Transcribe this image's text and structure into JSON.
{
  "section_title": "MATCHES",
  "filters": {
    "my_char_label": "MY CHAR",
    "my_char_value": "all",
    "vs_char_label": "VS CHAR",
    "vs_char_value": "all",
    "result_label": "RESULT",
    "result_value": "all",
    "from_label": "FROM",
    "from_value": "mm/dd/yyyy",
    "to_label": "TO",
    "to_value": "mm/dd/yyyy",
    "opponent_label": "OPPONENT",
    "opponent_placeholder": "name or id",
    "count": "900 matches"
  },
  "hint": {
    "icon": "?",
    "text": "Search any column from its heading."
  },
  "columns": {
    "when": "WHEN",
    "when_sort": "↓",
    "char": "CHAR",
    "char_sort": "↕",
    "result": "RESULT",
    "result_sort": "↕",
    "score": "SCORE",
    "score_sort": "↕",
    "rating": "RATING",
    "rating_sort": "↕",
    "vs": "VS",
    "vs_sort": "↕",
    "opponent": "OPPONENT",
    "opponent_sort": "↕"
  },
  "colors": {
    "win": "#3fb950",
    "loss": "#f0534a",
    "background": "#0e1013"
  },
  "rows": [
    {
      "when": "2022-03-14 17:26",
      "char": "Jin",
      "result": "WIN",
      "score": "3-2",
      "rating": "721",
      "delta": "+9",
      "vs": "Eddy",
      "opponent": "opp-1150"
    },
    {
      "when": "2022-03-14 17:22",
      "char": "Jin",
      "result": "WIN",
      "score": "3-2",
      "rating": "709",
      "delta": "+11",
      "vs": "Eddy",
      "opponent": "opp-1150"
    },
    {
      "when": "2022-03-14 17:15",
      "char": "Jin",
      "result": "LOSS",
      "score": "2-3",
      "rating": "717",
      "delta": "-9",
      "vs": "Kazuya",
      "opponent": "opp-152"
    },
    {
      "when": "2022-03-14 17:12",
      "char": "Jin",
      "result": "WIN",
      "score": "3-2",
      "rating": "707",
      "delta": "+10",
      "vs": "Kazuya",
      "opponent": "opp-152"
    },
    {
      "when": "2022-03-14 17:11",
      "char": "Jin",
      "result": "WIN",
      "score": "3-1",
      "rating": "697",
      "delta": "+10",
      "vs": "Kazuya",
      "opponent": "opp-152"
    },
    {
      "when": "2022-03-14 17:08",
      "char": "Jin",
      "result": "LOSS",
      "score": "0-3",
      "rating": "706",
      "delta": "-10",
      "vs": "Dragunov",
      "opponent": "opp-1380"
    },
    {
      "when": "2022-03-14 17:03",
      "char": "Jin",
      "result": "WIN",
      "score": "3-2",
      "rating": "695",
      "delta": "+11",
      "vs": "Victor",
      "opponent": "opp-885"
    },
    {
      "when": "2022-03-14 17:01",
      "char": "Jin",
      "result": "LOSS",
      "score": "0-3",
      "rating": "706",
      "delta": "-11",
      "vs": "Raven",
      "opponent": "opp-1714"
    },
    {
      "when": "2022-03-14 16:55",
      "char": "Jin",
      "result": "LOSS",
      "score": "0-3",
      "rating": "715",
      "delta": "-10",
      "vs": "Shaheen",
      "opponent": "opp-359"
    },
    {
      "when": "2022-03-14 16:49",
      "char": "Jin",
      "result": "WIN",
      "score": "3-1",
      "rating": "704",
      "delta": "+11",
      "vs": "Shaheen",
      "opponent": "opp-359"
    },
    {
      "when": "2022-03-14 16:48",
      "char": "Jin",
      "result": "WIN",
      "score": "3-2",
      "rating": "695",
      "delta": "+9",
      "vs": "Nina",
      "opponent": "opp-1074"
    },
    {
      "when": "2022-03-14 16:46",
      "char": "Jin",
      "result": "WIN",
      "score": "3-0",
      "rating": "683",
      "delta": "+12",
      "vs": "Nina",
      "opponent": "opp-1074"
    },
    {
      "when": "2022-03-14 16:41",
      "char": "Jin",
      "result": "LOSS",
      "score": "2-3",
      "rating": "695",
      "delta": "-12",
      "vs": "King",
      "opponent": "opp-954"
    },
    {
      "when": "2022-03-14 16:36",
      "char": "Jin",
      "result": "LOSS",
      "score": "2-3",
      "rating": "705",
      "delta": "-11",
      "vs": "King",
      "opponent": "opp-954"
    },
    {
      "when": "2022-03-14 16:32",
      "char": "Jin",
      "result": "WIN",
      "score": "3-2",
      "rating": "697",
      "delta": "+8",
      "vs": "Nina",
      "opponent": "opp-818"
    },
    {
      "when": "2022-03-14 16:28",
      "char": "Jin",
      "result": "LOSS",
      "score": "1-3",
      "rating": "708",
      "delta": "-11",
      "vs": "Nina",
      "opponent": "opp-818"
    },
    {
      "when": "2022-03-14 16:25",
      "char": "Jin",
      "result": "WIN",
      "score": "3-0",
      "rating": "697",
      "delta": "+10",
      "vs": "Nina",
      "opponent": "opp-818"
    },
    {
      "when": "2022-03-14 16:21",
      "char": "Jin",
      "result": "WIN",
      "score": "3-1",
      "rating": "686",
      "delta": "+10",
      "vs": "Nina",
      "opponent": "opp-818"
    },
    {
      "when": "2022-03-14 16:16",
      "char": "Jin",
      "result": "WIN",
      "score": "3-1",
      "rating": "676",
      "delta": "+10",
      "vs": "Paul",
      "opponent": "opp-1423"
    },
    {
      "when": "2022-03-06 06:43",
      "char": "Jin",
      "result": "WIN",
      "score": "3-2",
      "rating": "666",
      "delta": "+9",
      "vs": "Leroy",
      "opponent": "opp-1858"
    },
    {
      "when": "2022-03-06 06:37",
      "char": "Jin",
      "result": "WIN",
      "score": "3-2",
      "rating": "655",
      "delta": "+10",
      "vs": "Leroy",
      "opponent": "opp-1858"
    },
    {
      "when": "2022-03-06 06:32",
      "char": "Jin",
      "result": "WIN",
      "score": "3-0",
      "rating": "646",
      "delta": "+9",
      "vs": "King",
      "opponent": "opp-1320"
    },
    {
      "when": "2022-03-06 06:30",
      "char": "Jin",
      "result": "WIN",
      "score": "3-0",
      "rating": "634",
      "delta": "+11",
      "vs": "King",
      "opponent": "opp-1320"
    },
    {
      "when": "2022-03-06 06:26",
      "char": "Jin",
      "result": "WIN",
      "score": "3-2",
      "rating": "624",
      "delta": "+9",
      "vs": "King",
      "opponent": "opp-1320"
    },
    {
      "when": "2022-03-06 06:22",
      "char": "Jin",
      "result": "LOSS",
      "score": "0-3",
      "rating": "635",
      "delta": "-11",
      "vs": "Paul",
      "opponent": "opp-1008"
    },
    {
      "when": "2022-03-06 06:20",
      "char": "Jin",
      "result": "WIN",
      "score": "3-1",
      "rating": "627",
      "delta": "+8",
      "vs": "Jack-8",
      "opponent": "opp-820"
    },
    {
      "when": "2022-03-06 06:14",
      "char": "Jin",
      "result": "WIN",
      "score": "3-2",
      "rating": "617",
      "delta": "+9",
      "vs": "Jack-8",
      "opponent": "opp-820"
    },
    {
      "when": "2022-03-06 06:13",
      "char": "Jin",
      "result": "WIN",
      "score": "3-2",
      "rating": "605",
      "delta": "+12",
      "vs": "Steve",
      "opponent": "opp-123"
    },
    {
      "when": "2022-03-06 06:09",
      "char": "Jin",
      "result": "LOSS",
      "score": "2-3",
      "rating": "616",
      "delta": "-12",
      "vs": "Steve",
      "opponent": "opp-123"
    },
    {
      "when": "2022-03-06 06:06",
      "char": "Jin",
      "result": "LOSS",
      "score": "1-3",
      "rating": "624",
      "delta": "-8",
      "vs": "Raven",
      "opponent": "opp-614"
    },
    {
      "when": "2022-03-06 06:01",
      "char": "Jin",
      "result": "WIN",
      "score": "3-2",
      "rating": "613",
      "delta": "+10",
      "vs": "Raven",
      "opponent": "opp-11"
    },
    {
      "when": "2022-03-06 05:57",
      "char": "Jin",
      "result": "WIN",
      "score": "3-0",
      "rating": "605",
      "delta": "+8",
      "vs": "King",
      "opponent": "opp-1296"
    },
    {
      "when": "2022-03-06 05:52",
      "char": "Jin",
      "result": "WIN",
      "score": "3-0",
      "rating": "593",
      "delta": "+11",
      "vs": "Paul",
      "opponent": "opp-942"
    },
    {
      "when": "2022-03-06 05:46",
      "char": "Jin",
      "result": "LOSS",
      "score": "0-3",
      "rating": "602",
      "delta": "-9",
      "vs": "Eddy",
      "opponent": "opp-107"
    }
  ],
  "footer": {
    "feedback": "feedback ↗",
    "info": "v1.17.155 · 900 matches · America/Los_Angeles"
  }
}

Exercise instructions:
Write down every line of the data above that includes the string "yyyy".

Exercise solution:
    "from_value": "mm/dd/yyyy",
    "to_value": "mm/dd/yyyy",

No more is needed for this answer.